◆ DIRECTION:
Your answer should consist only of the lines below from the one with "Enumerate this chart's" through the one with "What data populates", copied exactly.

-------- STORED RECORDS

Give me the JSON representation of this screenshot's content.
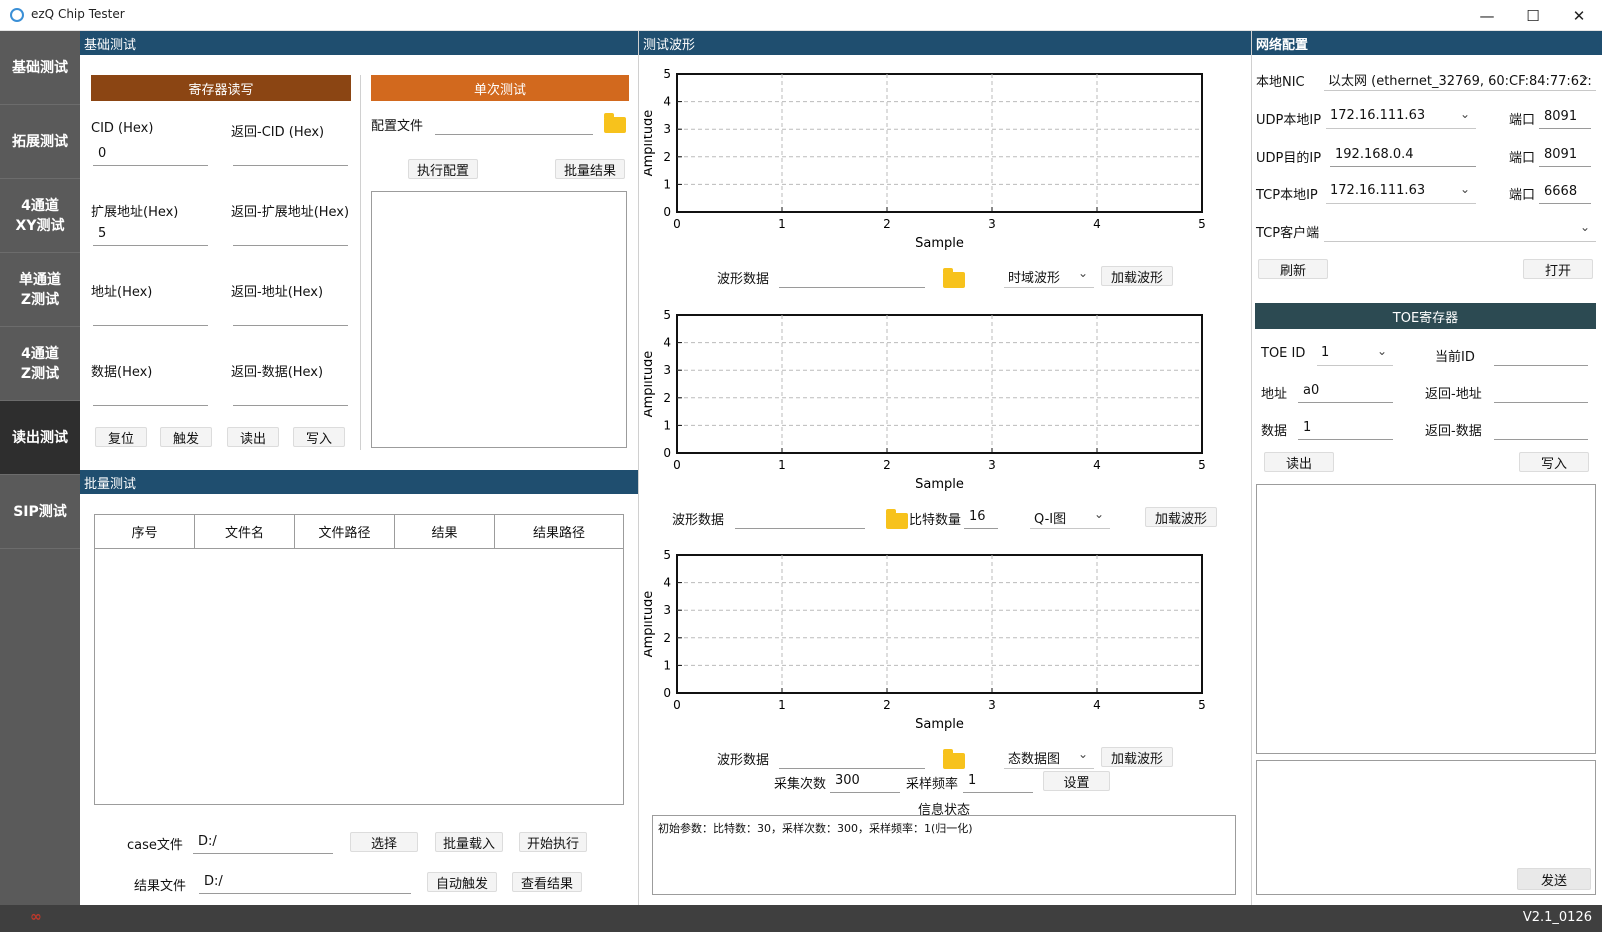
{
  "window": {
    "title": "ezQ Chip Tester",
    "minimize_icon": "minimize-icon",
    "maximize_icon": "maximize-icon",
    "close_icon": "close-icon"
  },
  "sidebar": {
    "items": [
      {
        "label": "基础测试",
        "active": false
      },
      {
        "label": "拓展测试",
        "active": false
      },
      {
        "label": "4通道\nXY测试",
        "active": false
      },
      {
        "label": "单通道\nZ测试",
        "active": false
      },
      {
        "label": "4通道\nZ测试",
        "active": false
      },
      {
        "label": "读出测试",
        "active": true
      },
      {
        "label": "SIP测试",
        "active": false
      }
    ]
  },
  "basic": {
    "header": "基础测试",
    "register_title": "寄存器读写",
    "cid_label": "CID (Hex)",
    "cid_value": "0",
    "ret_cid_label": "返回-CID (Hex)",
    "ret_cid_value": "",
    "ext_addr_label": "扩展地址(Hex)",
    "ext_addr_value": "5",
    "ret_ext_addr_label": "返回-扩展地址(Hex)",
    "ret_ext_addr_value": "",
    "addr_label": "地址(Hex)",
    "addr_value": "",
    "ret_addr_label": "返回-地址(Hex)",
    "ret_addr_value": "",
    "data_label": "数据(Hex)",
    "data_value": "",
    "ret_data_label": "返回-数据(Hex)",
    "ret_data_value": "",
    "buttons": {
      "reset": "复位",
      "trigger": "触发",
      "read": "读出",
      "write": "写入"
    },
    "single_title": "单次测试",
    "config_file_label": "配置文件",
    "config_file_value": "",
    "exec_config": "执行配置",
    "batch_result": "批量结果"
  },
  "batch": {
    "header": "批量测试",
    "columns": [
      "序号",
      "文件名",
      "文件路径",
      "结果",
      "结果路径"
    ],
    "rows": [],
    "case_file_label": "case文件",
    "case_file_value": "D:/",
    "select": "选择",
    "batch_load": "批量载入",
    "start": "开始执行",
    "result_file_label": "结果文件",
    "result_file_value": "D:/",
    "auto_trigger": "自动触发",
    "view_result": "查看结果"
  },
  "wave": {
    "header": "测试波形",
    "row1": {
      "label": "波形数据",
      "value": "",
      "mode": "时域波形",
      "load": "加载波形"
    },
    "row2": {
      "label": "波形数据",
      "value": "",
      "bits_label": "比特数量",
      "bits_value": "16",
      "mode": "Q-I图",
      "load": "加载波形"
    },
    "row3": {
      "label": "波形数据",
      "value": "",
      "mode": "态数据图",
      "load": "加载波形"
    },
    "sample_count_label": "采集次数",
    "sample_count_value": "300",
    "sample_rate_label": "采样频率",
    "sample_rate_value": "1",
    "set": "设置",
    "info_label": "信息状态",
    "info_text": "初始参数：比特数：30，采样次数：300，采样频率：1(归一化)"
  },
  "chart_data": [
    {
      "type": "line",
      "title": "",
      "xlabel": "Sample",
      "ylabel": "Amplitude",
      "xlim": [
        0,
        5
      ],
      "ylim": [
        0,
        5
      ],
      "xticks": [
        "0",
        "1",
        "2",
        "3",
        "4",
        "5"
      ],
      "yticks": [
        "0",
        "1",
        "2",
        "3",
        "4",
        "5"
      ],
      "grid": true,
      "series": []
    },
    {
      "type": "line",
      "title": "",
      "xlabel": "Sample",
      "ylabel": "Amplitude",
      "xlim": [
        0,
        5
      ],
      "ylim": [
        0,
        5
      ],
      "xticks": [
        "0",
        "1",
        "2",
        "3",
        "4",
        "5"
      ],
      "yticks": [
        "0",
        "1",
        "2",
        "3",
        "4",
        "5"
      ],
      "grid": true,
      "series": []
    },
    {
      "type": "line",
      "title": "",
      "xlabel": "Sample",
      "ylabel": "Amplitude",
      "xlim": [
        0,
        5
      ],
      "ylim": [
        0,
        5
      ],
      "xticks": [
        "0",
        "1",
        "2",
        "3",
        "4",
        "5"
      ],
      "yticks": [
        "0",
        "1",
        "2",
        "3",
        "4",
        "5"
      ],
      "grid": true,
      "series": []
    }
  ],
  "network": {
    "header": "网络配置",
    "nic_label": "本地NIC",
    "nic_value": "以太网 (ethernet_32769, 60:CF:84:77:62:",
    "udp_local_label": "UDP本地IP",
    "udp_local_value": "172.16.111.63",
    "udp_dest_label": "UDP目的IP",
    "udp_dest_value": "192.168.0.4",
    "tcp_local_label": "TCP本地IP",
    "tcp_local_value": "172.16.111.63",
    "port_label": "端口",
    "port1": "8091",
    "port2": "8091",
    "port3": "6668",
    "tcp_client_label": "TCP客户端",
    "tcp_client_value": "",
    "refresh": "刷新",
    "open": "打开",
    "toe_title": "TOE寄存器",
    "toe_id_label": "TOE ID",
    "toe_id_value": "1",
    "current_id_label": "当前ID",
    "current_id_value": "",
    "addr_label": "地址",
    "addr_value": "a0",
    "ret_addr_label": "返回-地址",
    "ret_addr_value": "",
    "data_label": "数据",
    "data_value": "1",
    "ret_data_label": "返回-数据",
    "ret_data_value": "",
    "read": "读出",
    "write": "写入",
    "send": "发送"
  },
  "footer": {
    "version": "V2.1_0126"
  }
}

----------------
-------- STORED RECORDS

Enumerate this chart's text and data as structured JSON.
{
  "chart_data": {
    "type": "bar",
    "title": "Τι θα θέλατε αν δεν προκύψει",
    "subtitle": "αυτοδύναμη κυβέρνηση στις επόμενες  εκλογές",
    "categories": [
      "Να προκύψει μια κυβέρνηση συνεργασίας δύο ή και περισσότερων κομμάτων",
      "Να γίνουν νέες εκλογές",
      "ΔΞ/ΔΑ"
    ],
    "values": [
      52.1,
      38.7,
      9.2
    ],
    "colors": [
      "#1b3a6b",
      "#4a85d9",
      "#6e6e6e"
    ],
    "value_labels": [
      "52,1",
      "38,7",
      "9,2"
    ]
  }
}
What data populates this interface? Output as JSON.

----------------

◆ FINAL RESULT:
Enumerate this chart's text and data as structured JSON.
{
  "chart_data": {
    "type": "bar",
    "title": "Τι θα θέλατε αν δεν προκύψει",
    "subtitle": "αυτοδύναμη κυβέρνηση στις επόμενες  εκλογές",
    "categories": [
      "Να προκύψει μια κυβέρνηση συνεργασίας δύο ή και περισσότερων κομμάτων",
      "Να γίνουν νέες εκλογές",
      "ΔΞ/ΔΑ"
    ],
    "values": [
      52.1,
      38.7,
      9.2
    ],
    "colors": [
      "#1b3a6b",
      "#4a85d9",
      "#6e6e6e"
    ],
    "value_labels": [
      "52,1",
      "38,7",
      "9,2"
    ]
  }
}
What data populates this interface? Output as JSON.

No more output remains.